WRITTEN PROBLEM
Would you copy only the lines below, from the one containing "Extract all readable text from this page." through the very last one, leaving the pictures out?

DATASET EXCERPTS

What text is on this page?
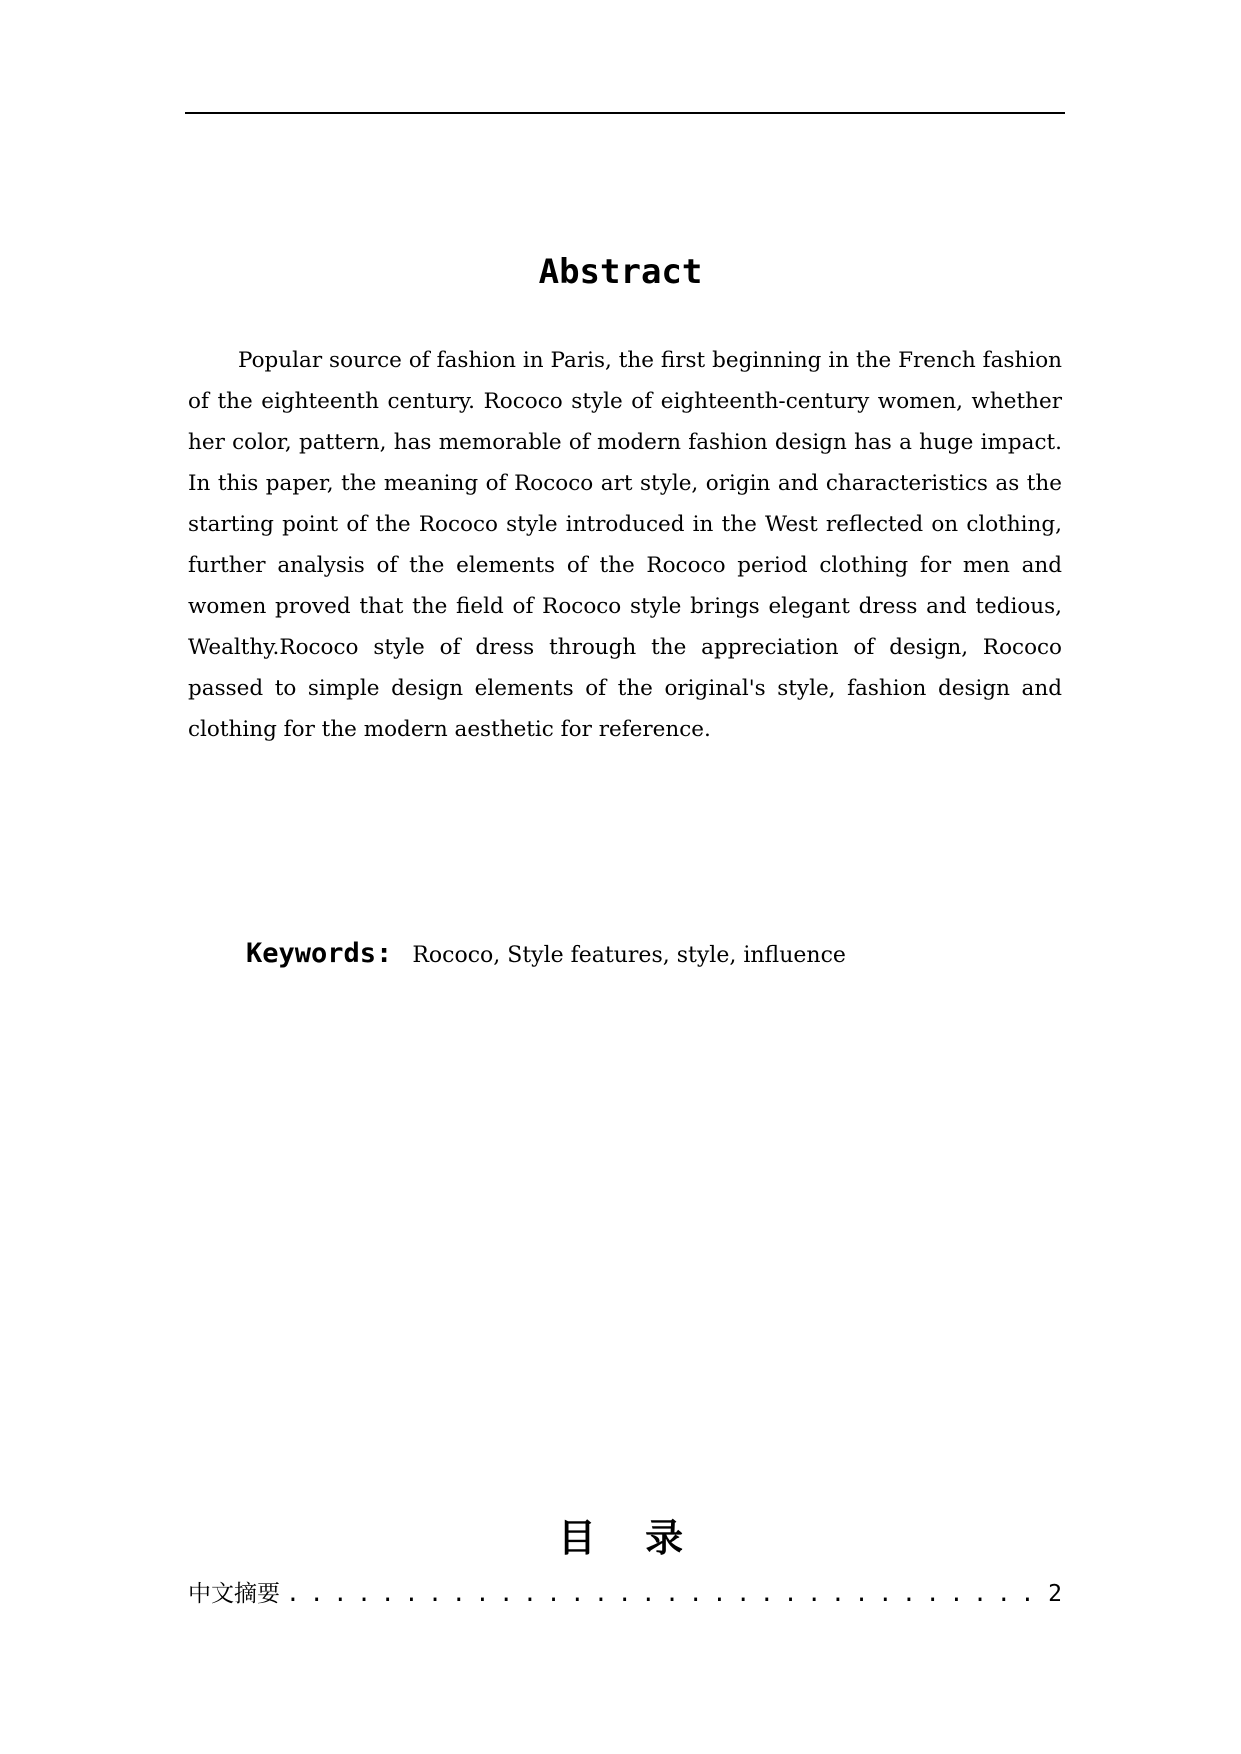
Abstract

Popular source of fashion in Paris, the first beginning in the French fashion of the eighteenth century. Rococo style of eighteenth-century women, whether her color, pattern, has memorable of modern fashion design has a huge impact. In this paper, the meaning of Rococo art style, origin and characteristics as the starting point of the Rococo style introduced in the West reflected on clothing, further analysis of the elements of the Rococo period clothing for men and women proved that the field of Rococo style brings elegant dress and tedious, Wealthy.Rococo style of dress through the appreciation of design, Rococo passed to simple design elements of the original's style, fashion design and clothing for the modern aesthetic for reference.

Keywords: Rococo, Style features, style, influence

目 录
中文摘要
. . .	2
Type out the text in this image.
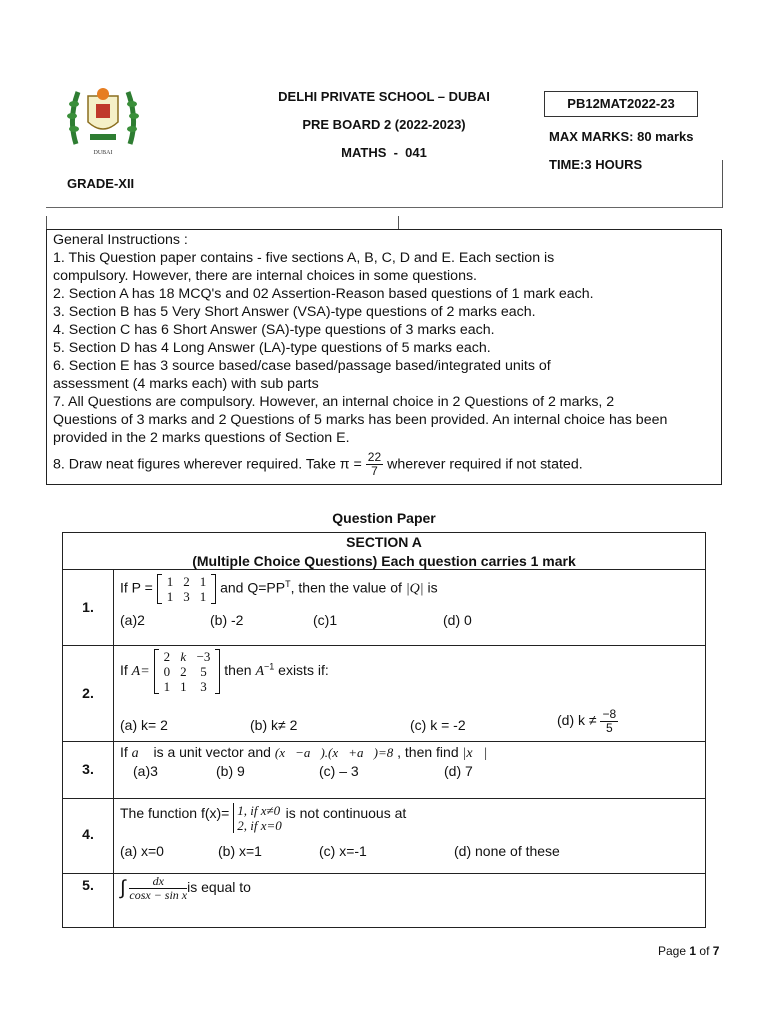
DUBAI
DELHI PRIVATE SCHOOL – DUBAI
PRE BOARD 2 (2022-2023)
MATHS  -  041
GRADE-XII
PB12MAT2022-23
MAX MARKS: 80 marks
TIME:3 HOURS

General Instructions :

1. This Question paper contains - five sections A, B, C, D and E. Each section is

compulsory. However, there are internal choices in some questions.

2. Section A has 18 MCQ's and 02 Assertion-Reason based questions of 1 mark each.

3. Section B has 5 Very Short Answer (VSA)-type questions of 2 marks each.

4. Section C has 6 Short Answer (SA)-type questions of 3 marks each.

5. Section D has 4 Long Answer (LA)-type questions of 5 marks each.

6. Section E has 3 source based/case based/passage based/integrated units of

assessment (4 marks each) with sub parts

7. All Questions are compulsory. However, an internal choice in 2 Questions of 2 marks, 2

Questions of 3 marks and 2 Questions of 5 marks has been provided. An internal choice has been

provided in the 2 marks questions of Section E.

8. Draw neat figures wherever required. Take $\pi = \frac{22}{7}$ wherever required if not stated.

Question Paper
SECTION A
(Multiple Choice Questions) Each question carries 1 mark
1.
If P = 1	2	1
1	3	1
and $Q=PP^T$, then the value of |Q| is
(a)2	(b) -2	(c)1	(d) 0
2.
If A=
2	k	−3
0	2	5
1	1	3
then $A^{-1}$ exists if:
(a) k= 2	(b) k≠ 2	(c) k = -2	(d) $k \ne \frac{-8}{5}$
3.
If a⃗ is a unit vector and (x⃗−a⃗).(x⃗+a⃗)=8 , then find |x⃗|
(a)3	(b) 9	(c) – 3	(d) 7
4.
The function f(x)= 1, if x≠0
2, if x=0
is not continuous at
(a) x=0	(b) x=1	(c) x=-1	(d) none of these
5.	∫ $\frac{dx}{\text{cosx − sin x}}$ is equal to
Page 1 of 7
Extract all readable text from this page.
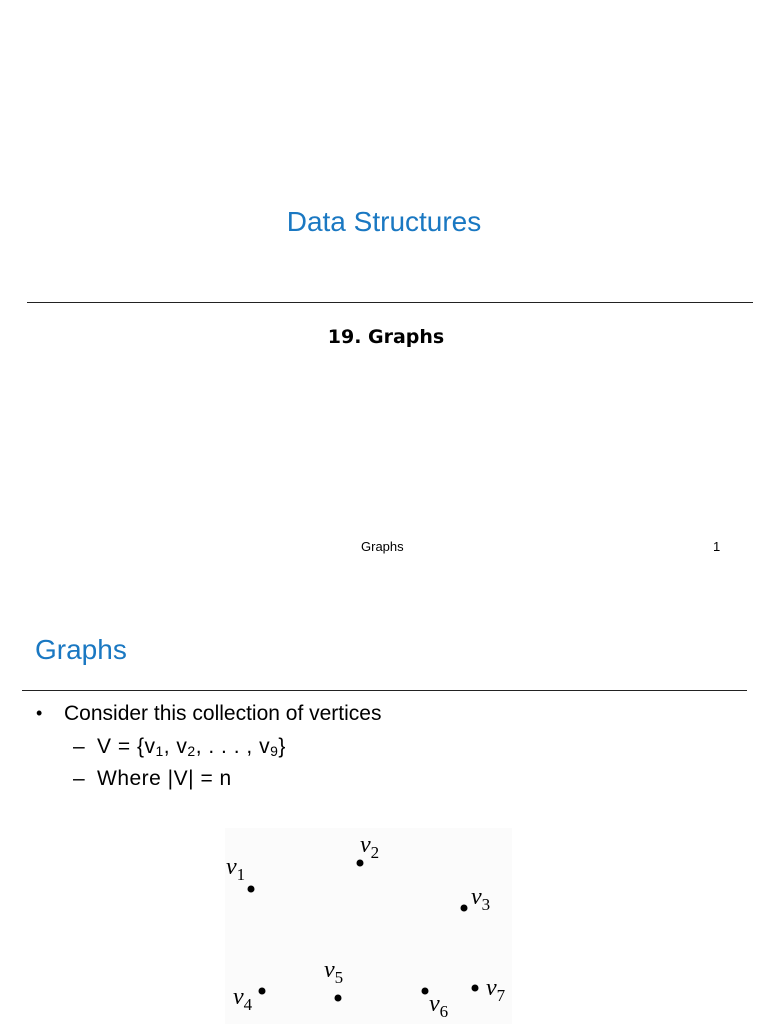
Data Structures
19. Graphs
Graphs	1
Graphs
• Consider this collection of vertices
– $V = \{v_1$, $v_2$, . . . , $v_9$}
– Where |V| = n
$v_1$
$v_2$
$v_3$
$v_4$
$v_5$
$v_6$
$v_7$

SOLUTION TO THIS EXERCISE
Extract all readable text from this page.
Data Structures
19. Graphs
Graphs	1
Graphs
• Consider this collection of vertices
– $V = \{v_1$, $v_2$, . . . , $v_9$}
– Where |V| = n
$v_1$
$v_2$
$v_3$
$v_4$
$v_5$
$v_6$
$v_7$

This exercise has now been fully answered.